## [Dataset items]
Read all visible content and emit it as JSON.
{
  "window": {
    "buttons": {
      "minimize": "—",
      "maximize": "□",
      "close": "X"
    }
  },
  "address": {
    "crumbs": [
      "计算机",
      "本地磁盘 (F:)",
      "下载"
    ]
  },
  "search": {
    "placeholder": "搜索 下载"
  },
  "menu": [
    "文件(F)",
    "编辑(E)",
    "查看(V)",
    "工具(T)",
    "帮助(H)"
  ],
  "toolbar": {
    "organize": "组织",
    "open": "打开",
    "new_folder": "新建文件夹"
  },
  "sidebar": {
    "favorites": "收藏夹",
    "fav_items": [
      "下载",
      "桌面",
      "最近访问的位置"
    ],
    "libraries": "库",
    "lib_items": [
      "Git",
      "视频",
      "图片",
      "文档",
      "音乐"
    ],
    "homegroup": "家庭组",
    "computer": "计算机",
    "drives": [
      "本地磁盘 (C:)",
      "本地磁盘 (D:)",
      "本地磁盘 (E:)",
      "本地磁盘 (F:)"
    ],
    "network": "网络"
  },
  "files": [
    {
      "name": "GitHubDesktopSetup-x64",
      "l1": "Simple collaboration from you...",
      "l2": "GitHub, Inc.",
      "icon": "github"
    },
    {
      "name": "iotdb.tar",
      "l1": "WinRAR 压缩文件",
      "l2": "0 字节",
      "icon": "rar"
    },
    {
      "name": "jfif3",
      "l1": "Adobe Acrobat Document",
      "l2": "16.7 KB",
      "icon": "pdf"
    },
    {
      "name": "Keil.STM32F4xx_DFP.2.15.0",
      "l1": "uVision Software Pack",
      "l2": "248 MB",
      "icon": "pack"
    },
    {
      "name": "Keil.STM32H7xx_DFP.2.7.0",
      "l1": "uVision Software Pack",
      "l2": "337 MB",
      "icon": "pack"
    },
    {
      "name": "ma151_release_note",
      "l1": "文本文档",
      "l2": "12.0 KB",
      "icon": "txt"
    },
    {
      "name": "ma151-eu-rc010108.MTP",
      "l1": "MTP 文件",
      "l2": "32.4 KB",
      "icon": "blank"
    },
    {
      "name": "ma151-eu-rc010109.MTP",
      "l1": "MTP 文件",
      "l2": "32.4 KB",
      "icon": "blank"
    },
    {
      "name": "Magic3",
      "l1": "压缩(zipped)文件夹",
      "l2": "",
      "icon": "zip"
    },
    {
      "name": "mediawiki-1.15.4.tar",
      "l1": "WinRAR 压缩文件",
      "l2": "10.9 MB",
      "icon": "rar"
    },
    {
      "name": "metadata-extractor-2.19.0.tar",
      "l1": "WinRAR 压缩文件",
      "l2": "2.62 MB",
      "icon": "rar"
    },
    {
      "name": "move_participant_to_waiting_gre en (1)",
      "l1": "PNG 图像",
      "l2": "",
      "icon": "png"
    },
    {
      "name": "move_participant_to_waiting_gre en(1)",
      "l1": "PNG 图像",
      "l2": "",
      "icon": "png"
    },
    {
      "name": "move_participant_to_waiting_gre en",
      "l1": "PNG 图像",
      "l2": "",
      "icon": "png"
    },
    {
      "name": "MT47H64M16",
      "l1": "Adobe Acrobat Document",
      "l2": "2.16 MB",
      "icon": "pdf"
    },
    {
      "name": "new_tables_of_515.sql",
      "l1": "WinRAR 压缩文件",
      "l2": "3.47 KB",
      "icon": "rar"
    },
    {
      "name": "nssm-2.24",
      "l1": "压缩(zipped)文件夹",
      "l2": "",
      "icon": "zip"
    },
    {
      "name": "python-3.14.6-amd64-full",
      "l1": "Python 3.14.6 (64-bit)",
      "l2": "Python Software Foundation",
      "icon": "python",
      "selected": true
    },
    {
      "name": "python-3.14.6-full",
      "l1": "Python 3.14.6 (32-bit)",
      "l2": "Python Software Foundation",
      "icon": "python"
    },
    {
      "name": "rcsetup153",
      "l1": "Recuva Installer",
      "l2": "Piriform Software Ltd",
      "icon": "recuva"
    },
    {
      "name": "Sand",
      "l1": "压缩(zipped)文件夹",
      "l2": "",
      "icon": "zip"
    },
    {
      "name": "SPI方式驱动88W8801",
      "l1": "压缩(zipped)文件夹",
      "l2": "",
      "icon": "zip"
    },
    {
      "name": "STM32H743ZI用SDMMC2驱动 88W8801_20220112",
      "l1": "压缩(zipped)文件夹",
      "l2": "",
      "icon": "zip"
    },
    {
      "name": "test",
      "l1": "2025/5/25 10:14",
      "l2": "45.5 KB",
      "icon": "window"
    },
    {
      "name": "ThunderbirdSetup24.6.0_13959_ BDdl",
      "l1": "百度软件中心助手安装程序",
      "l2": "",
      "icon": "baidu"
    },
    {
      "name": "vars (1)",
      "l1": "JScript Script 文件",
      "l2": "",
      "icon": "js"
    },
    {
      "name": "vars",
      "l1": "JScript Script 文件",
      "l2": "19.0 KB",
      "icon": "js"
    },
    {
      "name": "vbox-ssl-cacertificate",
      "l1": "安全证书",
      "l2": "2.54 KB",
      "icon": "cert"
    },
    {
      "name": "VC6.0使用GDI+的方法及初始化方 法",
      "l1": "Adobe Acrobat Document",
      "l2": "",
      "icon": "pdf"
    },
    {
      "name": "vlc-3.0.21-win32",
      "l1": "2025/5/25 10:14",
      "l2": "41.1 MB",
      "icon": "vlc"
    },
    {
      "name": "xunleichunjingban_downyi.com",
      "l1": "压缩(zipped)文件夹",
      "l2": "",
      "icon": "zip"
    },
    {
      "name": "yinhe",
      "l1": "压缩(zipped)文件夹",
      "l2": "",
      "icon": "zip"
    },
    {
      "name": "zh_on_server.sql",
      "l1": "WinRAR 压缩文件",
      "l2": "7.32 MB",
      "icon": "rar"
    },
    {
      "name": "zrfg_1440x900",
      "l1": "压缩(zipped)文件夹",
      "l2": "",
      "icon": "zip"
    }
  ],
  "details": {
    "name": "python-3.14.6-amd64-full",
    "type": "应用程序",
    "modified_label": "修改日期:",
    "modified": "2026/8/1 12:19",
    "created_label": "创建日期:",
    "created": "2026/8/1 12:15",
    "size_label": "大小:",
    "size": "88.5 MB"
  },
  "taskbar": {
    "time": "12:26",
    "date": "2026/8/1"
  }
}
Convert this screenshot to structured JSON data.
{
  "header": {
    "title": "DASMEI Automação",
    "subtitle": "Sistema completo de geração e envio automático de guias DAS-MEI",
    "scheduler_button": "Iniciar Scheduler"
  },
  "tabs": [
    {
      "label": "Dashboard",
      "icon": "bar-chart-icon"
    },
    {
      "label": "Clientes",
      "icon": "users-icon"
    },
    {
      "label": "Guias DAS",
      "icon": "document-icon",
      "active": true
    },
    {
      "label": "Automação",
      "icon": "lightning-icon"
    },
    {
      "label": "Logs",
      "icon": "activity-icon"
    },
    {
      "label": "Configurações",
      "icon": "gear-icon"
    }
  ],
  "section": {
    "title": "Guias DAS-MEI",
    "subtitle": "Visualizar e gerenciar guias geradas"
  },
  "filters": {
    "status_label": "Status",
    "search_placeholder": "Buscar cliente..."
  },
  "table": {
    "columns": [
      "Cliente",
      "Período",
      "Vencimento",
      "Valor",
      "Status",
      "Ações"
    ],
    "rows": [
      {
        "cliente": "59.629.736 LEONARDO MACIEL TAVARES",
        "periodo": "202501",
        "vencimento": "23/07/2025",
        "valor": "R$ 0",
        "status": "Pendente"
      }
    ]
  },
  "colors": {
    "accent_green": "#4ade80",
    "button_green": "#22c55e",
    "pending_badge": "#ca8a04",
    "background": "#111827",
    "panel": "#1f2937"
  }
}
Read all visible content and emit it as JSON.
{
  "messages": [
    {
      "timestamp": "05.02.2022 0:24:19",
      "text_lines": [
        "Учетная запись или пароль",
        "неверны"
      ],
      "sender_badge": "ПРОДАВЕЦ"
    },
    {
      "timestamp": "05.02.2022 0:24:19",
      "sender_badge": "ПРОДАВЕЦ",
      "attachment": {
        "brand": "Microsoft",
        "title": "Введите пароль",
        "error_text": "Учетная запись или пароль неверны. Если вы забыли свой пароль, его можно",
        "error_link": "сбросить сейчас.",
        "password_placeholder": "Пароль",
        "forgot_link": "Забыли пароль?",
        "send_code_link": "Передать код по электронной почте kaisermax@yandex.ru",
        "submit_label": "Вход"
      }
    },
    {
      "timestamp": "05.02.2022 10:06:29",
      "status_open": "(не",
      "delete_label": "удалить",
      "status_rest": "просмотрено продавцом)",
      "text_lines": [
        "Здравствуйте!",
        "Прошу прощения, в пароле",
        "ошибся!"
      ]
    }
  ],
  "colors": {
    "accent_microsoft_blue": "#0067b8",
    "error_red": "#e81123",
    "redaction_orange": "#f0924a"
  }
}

## [Task goal]
Using the entries above, tally how many lines have the word "запись" in them; write the number and nothing more.

## [Response]
2